Os rud é gurb é seo an chéad ócáid a thug mise óráid san Seanad ba mhaith liom comhgháirdeas a dhéanamh leatsa, a Chathaoirleach, as ucht an obair trom atá agat anseo agus ba mhaith liom freisin mo chomhgháirdeas a ghabháil leis an Aire agus fáilte a chur roimhe. Is mó an áthas a chuireann sé orm é sin a dhéanamh os as Luimneach mé féin, cosúil leis an Aire. Tuigim go bhfuil ceangal éigin ag an iar-Aire Tionscail agus Tráchtála le Luimneach freisin. Tá súil agam go bhféadfaimse mo chuidse a dhéanamh ar son tionscail agus tráchtála i Luimneach. Buntáiste mór amach agus amach is ea é aon airgead is féidir linn a chur le heaspórtáil. Gach cuid den straitéis tionsclaíochta atá againn, braitheann sé ar easpórtáil.

I should like to elaborate on that point. Our entire industrial strategy depends on a successful export strategy. If I have any point to make here at all, it is this. While congratulating Córas Tráchtála on doing an excellent job it would be remiss of me if I let the opportunity go without saying to the Minister that I believe the effort is not big enough. It is worth while to analyse the underlying mechanism behind this. It is a simple matter. We need 15,000 jobs in manufacturing industry every year in order to achieve our employment target. Those 15,000 new jobs require about £14,000 gross output per new person taken on in a factory — about £200 million extra of output each year. That £200 million can only go outwards through exports, because our home market is not big enough to consume that type of output. In other words, that £200 million must be sold abroad. That means that something like 1,000 extra salesmen are required to sell abroad.

## LISTING
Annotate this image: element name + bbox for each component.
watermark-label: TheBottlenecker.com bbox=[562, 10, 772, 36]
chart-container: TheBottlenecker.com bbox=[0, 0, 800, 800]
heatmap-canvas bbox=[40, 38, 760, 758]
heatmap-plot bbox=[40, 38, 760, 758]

## SET PROBLEM 1
According to the Seanad speech on exports, how many jobs in manufacturing industry are needed every year to achieve the employment target?
## SET PROBLEM 2
From the Seanad speech on exports, extract the passage between "Os rud é gurb" and "sé ar easpórtáil.", inclusive.
## SET PROBLEM 3
Continue the Seanad speech on exports from the point where it stops.

## WRITTEN REPLY 1
15,000 jobs.

## WRITTEN REPLY 2
Os rud é gurb é seo an chéad ócáid a thug mise óráid san Seanad ba mhaith liom comhgháirdeas a dhéanamh leatsa, a Chathaoirleach, as ucht an obair trom atá agat anseo agus ba mhaith liom freisin mo chomhgháirdeas a ghabháil leis an Aire agus fáilte a chur roimhe. Is mó an áthas a chuireann sé orm é sin a dhéanamh os as Luimneach mé féin, cosúil leis an Aire. Tuigim go bhfuil ceangal éigin ag an iar-Aire Tionscail agus Tráchtála le Luimneach freisin. Tá súil agam go bhféadfaimse mo chuidse a dhéanamh ar son tionscail agus tráchtála i Luimneach. Buntáiste mór amach agus amach is ea é aon airgead is féidir linn a chur le heaspórtáil. Gach cuid den straitéis tionsclaíochta atá againn, braitheann sé ar easpórtáil.

## WRITTEN REPLY 3
I am putting it to the Minister that Córas Tráchtála should be encouraged to put more and more people out there selling and that grants should be made available to them. If necessary the full salaries of the salesmen should be made available in the short-term because they will be required. An expansion rate of 50 per cent— say, 47 per cent—is needed to sustain the natural growth of the existing situation. The extra £200 million which I mentioned earlier represents another 12 per cent growth. This requires a massive export effort, and even that is not going far enough.

Therefore, I have great pleasure in supporting the terms of this Bill and asking that there should be no cut back whatsoever, no skimping of money spent on exports. Our lives and the future of the country depend on a strong competitive Irish sales force in Europe and the world.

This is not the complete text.